§ To do: Determine the number of lines that contain the word "пересекая", then state that number and nothing more.

§ Supplied data:
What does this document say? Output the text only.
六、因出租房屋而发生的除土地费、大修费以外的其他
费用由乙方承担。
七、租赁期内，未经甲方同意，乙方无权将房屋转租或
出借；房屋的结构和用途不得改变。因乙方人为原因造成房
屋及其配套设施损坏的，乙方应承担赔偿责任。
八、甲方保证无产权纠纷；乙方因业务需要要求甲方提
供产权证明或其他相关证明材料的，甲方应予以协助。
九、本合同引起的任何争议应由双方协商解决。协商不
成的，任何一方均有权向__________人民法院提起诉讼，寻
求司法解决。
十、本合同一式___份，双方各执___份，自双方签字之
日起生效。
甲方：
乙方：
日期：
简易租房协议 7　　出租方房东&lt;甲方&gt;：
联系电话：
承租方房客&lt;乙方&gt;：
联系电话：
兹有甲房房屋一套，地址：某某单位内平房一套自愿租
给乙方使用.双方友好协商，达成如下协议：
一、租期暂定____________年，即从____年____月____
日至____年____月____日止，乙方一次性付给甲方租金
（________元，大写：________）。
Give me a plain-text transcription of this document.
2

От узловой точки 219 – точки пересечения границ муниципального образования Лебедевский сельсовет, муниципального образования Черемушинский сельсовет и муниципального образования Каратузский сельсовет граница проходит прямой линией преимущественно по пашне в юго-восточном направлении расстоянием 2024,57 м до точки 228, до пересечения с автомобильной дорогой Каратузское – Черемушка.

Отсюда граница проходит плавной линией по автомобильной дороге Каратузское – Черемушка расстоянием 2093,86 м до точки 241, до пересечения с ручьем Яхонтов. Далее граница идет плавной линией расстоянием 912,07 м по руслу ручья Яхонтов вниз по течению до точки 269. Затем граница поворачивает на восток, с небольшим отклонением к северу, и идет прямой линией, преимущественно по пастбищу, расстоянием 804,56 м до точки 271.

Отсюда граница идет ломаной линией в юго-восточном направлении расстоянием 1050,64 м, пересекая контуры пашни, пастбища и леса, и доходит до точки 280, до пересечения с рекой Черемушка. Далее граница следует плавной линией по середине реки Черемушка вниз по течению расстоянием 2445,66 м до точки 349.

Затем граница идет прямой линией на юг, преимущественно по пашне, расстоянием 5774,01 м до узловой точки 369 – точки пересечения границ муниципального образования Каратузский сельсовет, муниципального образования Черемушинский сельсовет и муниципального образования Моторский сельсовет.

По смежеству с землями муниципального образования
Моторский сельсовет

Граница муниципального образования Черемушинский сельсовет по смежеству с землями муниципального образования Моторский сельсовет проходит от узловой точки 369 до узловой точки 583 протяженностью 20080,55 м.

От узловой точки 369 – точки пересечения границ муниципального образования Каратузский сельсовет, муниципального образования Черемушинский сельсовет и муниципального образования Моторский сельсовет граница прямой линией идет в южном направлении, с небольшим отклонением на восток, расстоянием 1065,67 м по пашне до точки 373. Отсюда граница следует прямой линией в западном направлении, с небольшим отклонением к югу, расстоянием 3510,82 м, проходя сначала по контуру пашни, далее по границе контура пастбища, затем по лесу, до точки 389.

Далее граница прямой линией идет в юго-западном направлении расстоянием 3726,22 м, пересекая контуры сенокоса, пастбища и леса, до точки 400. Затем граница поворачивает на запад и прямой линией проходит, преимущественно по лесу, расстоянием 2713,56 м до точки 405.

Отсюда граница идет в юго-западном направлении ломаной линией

§ Worked answer: 2